» What needs to be done
Using the listing below, please gather every line containing the word "медленные".

(Stored data entries)
========================================================================
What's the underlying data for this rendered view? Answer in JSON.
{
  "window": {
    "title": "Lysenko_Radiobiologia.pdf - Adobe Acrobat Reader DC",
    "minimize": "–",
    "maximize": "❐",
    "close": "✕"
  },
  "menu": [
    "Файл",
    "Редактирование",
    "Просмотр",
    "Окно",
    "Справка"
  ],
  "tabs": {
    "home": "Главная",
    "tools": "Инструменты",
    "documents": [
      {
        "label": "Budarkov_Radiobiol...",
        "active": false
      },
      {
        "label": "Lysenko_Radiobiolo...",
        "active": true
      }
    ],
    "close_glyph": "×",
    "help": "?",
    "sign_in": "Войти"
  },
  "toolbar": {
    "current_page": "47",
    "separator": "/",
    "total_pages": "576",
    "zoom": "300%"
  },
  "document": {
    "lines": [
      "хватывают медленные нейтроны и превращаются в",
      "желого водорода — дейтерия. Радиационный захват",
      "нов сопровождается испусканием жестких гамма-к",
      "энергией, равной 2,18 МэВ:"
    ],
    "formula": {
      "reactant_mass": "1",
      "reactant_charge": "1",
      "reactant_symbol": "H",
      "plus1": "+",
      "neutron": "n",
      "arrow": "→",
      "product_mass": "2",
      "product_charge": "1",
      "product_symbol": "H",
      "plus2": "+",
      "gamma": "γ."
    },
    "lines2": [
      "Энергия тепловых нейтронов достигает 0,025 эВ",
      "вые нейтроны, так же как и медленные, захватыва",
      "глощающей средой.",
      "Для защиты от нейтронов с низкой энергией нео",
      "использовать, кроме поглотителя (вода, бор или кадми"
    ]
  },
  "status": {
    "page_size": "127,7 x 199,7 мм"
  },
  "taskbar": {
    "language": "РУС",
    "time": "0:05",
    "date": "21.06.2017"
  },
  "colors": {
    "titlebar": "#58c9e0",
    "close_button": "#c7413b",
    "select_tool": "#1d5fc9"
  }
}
========================================================================
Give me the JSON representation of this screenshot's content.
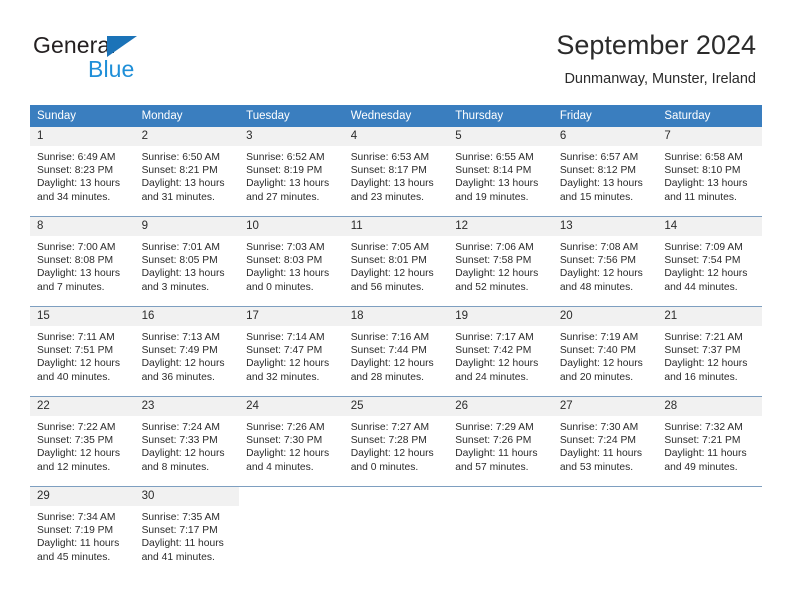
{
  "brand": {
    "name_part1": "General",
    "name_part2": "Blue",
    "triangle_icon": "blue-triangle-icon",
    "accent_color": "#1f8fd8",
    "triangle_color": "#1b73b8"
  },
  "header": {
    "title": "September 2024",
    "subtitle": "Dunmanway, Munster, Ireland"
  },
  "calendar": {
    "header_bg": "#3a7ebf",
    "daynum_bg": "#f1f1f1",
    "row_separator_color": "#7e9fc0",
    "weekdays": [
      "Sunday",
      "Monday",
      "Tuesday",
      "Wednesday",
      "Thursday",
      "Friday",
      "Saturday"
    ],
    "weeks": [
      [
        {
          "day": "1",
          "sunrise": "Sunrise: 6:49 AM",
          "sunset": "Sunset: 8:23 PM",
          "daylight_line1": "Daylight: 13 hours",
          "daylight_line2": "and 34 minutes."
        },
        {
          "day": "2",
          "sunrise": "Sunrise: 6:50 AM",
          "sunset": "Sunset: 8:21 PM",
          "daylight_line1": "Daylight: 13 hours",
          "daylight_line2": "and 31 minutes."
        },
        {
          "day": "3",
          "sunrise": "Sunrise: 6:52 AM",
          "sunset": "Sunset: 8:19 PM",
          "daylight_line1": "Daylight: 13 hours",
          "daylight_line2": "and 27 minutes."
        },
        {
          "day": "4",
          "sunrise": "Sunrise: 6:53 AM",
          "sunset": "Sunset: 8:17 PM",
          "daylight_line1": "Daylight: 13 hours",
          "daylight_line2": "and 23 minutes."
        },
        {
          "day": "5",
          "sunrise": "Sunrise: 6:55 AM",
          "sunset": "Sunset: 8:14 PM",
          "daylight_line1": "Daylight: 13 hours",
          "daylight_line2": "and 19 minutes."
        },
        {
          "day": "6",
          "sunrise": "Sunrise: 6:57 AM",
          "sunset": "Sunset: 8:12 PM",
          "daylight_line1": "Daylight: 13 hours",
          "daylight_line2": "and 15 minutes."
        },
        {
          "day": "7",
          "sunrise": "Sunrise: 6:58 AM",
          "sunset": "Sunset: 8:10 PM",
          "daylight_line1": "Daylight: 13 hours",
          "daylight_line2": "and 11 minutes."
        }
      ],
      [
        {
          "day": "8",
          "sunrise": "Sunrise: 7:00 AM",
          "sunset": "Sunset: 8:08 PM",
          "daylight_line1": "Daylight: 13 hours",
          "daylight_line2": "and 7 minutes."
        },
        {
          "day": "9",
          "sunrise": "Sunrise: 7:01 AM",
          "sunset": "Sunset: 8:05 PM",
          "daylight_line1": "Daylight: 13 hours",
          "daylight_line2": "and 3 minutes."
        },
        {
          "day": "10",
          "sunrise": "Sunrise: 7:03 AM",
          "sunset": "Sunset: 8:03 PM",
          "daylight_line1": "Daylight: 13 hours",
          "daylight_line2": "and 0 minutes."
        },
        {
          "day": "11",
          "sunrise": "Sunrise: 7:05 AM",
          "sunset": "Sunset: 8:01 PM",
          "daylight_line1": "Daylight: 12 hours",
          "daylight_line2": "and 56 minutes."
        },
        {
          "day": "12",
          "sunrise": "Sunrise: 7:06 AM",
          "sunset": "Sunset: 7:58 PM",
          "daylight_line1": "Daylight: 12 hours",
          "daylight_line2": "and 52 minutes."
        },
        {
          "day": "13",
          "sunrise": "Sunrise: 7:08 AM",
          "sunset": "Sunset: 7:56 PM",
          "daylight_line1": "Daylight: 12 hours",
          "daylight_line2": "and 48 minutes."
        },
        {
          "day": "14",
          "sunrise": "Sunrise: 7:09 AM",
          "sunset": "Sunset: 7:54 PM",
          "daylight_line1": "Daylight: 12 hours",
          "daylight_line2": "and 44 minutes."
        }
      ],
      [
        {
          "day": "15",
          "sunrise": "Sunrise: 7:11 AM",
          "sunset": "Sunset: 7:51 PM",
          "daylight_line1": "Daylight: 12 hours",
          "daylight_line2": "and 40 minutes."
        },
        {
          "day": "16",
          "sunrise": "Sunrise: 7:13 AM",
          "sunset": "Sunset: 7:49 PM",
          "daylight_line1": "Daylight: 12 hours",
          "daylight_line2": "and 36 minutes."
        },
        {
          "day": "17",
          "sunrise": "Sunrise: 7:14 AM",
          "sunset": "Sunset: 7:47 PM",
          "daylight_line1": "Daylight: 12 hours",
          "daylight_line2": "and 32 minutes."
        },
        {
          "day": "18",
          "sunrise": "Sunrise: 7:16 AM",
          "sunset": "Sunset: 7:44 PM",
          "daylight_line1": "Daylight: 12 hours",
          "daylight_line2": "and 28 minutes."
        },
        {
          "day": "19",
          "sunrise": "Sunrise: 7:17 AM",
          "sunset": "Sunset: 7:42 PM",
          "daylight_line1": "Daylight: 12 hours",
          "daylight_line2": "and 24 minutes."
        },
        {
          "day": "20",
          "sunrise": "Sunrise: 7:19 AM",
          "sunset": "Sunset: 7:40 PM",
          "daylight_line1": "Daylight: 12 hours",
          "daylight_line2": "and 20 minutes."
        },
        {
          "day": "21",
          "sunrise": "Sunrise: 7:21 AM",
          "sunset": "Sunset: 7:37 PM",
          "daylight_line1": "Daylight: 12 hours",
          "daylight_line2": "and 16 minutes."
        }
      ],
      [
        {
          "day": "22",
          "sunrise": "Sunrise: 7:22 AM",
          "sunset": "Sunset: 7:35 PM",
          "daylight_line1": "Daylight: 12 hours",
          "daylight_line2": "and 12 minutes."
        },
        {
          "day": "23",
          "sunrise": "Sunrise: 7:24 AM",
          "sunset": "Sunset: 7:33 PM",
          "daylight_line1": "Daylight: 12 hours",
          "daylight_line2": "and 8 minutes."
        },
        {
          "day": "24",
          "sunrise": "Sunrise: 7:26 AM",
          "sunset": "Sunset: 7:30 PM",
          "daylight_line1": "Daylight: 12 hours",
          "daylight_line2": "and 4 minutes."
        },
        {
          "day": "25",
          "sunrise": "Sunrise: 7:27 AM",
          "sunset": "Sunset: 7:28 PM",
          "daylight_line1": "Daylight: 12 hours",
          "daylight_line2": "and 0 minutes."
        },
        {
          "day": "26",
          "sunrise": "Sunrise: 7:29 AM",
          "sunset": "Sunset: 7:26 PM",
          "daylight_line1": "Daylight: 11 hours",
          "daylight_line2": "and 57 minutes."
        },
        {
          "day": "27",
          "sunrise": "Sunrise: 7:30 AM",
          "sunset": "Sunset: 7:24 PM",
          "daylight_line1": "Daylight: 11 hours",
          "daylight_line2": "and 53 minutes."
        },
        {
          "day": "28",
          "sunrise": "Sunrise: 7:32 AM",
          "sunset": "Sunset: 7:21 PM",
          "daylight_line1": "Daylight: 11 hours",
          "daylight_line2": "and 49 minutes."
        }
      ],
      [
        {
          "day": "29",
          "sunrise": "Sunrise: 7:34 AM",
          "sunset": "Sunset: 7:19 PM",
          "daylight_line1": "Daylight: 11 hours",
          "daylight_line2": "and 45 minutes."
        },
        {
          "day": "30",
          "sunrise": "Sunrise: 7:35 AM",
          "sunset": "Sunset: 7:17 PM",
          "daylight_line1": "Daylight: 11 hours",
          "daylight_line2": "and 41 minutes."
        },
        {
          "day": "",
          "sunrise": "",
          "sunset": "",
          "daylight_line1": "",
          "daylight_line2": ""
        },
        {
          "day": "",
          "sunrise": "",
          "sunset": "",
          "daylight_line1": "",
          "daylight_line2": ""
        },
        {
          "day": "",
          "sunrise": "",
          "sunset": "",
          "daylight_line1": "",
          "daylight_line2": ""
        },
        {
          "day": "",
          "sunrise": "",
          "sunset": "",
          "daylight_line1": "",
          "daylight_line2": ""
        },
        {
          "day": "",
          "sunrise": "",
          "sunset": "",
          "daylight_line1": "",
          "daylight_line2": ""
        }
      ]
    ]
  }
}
========================================================================
» Full answer
      "хватывают медленные нейтроны и превращаются в",
      "вые нейтроны, так же как и медленные, захватыва",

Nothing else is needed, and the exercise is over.